═══ Data for this task ═══
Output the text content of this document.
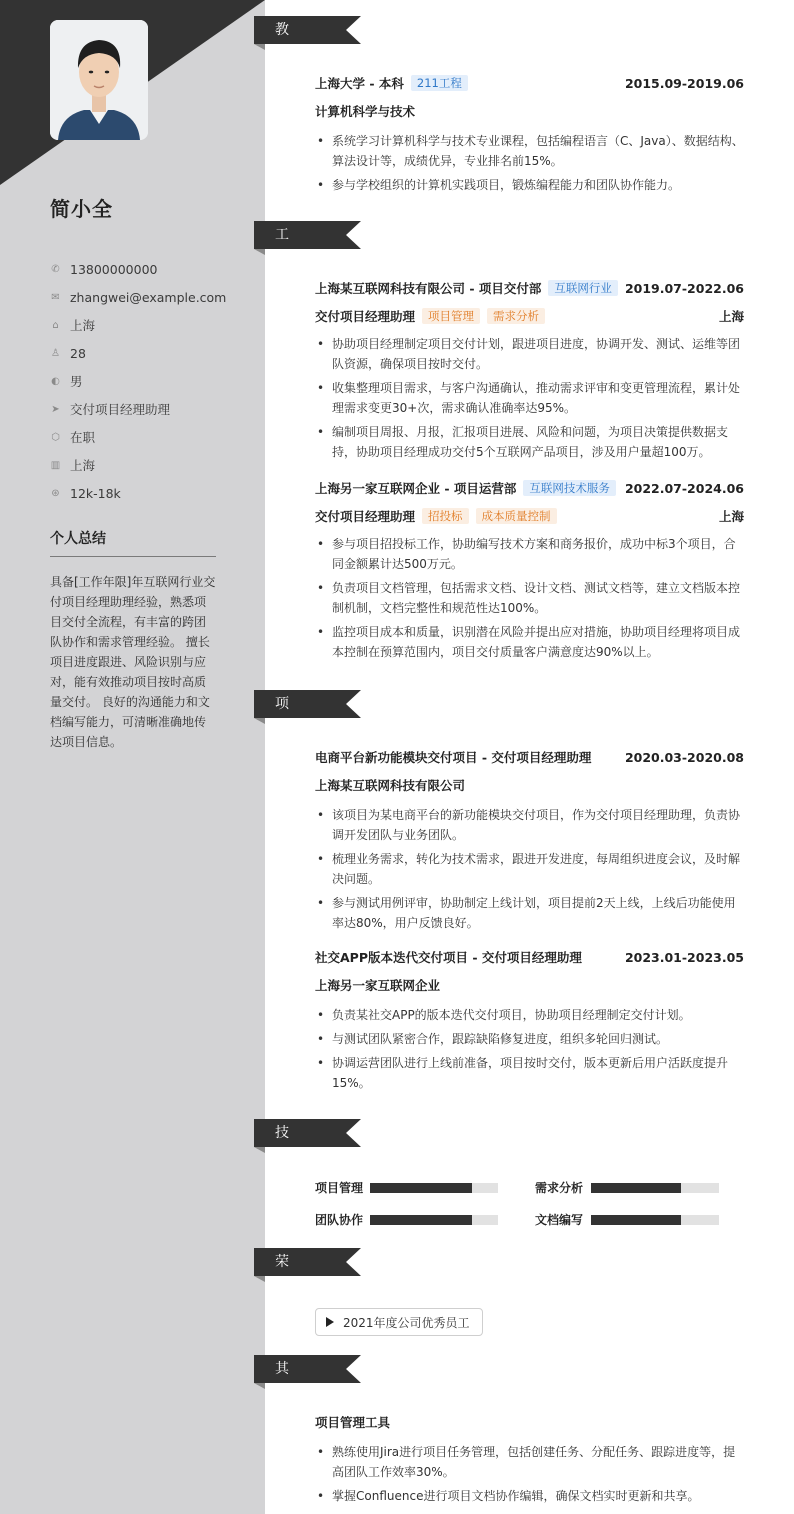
简小全
✆ 13800000000
✉ zhangwei@example.com
⌂ 上海
♙ 28
◐ 男
➤ 交付项目经理助理
⬡ 在职
▥ 上海
⊛ 12k-18k
个人总结
具备[工作年限]年互联网行业交付项目经理助理经验，熟悉项目交付全流程，有丰富的跨团队协作和需求管理经验。 擅长项目进度跟进、风险识别与应对，能有效推动项目按时高质量交付。 良好的沟通能力和文档编写能力，可清晰准确地传达项目信息。
教育经历
上海大学 - 本科 211工程	2015.09-2019.06
计算机科学与技术
• 系统学习计算机科学与技术专业课程，包括编程语言（C、Java）、数据结构、算法设计等，成绩优异，专业排名前15%。
• 参与学校组织的计算机实践项目，锻炼编程能力和团队协作能力。
工作经历
上海某互联网科技有限公司 - 项目交付部 互联网行业 2019.07-2022.06
交付项目经理助理 项目管理 需求分析	上海
• 协助项目经理制定项目交付计划，跟进项目进度，协调开发、测试、运维等团队资源，确保项目按时交付。
• 收集整理项目需求，与客户沟通确认，推动需求评审和变更管理流程，累计处理需求变更30+次，需求确认准确率达95%。
• 编制项目周报、月报，汇报项目进展、风险和问题，为项目决策提供数据支持，协助项目经理成功交付5个互联网产品项目，涉及用户量超100万。
上海另一家互联网企业 - 项目运营部 互联网技术服务 2022.07-2024.06
交付项目经理助理 招投标 成本质量控制	上海
• 参与项目招投标工作，协助编写技术方案和商务报价，成功中标3个项目，合同金额累计达500万元。
• 负责项目文档管理，包括需求文档、设计文档、测试文档等，建立文档版本控制机制，文档完整性和规范性达100%。
• 监控项目成本和质量，识别潜在风险并提出应对措施，协助项目经理将项目成本控制在预算范围内，项目交付质量客户满意度达90%以上。
项目经历
电商平台新功能模块交付项目 - 交付项目经理助理	2020.03-2020.08
上海某互联网科技有限公司
• 该项目为某电商平台的新功能模块交付项目，作为交付项目经理助理，负责协调开发团队与业务团队。
• 梳理业务需求，转化为技术需求，跟进开发进度，每周组织进度会议，及时解决问题。
• 参与测试用例评审，协助制定上线计划，项目提前2天上线，上线后功能使用率达80%，用户反馈良好。
社交APP版本迭代交付项目 - 交付项目经理助理	2023.01-2023.05
上海另一家互联网企业
• 负责某社交APP的版本迭代交付项目，协助项目经理制定交付计划。
• 与测试团队紧密合作，跟踪缺陷修复进度，组织多轮回归测试。
• 协调运营团队进行上线前准备，项目按时交付，版本更新后用户活跃度提升15%。
技能专长
项目管理	需求分析
团队协作	文档编写
荣誉奖项
2021年度公司优秀员工
其他信息
项目管理工具
• 熟练使用Jira进行项目任务管理，包括创建任务、分配任务、跟踪进度等，提高团队工作效率30%。
• 掌握Confluence进行项目文档协作编辑，确保文档实时更新和共享。
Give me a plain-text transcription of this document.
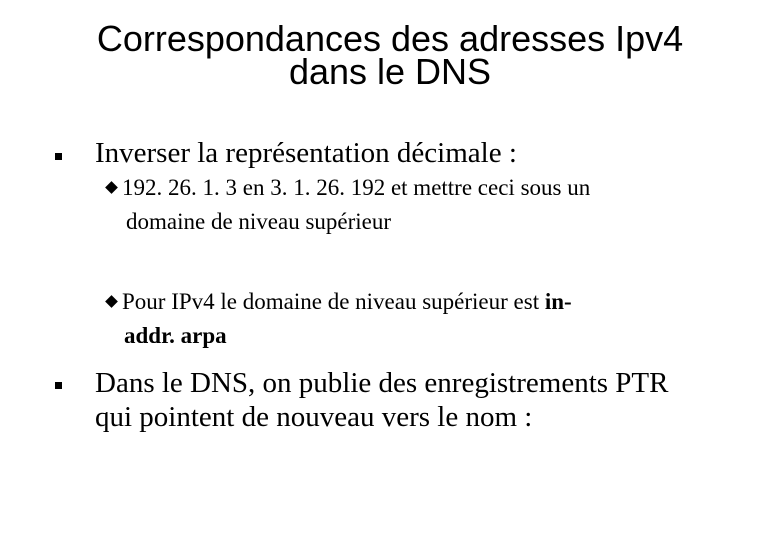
Correspondances des adresses Ipv4
dans le DNS
Inverser la représentation décimale :
192. 26. 1. 3 en 3. 1. 26. 192 et mettre ceci sous un
domaine de niveau supérieur
Pour IPv4 le domaine de niveau supérieur est in-
addr. arpa
Dans le DNS, on publie des enregistrements PTR
qui pointent de nouveau vers le nom :
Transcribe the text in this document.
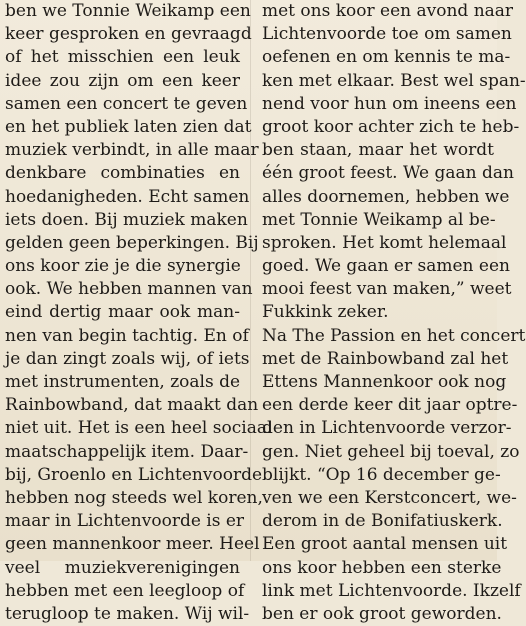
ben we Tonnie Weikamp een
keer gesproken en gevraagd
of het misschien een leuk
idee zou zijn om een keer
samen een concert te geven
en het publiek laten zien dat
muziek verbindt, in alle maar
denkbare combinaties en
hoedanigheden. Echt samen
iets doen. Bij muziek maken
gelden geen beperkingen. Bij
ons koor zie je die synergie
ook. We hebben mannen van
eind dertig maar ook man-
nen van begin tachtig. En of
je dan zingt zoals wij, of iets
met instrumenten, zoals de
Rainbowband, dat maakt dan
niet uit. Het is een heel sociaal
maatschappelijk item. Daar-
bij, Groenlo en Lichtenvoorde
hebben nog steeds wel koren,
maar in Lichtenvoorde is er
geen mannenkoor meer. Heel
veel muziekverenigingen
hebben met een leegloop of
terugloop te maken. Wij wil-
met ons koor een avond naar
Lichtenvoorde toe om samen
oefenen en om kennis te ma-
ken met elkaar. Best wel span-
nend voor hun om ineens een
groot koor achter zich te heb-
ben staan, maar het wordt
één groot feest. We gaan dan
alles doornemen, hebben we
met Tonnie Weikamp al be-
sproken. Het komt helemaal
goed. We gaan er samen een
mooi feest van maken,” weet
Fukkink zeker.
Na The Passion en het concert
met de Rainbowband zal het
Ettens Mannenkoor ook nog
een derde keer dit jaar optre-
den in Lichtenvoorde verzor-
gen. Niet geheel bij toeval, zo
blijkt. “Op 16 december ge-
ven we een Kerstconcert, we-
derom in de Bonifatiuskerk.
Een groot aantal mensen uit
ons koor hebben een sterke
link met Lichtenvoorde. Ikzelf
ben er ook groot geworden.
═══
Exercise requirements. Locate the string "Rainbowband" in the listing above and copy every line where it occurs.

Result of this exercise.
Rainbowband, dat maakt dan
met de Rainbowband zal het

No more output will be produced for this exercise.